Raw records:
————————

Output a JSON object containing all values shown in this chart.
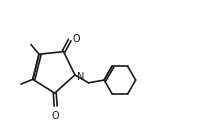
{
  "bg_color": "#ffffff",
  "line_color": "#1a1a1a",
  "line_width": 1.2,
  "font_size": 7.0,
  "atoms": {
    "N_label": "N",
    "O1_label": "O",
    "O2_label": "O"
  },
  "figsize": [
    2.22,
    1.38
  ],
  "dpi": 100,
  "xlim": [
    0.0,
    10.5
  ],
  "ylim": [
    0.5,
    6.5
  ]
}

————————

§ Short task: Each entry above should be reproduced exactly, with the pictures removed.

§ Result for this exercise:
Output a JSON object containing all values shown in this chart.
{
  "bg_color": "#ffffff",
  "line_color": "#1a1a1a",
  "line_width": 1.2,
  "font_size": 7.0,
  "atoms": {
    "N_label": "N",
    "O1_label": "O",
    "O2_label": "O"
  },
  "figsize": [
    2.22,
    1.38
  ],
  "dpi": 100,
  "xlim": [
    0.0,
    10.5
  ],
  "ylim": [
    0.5,
    6.5
  ]
}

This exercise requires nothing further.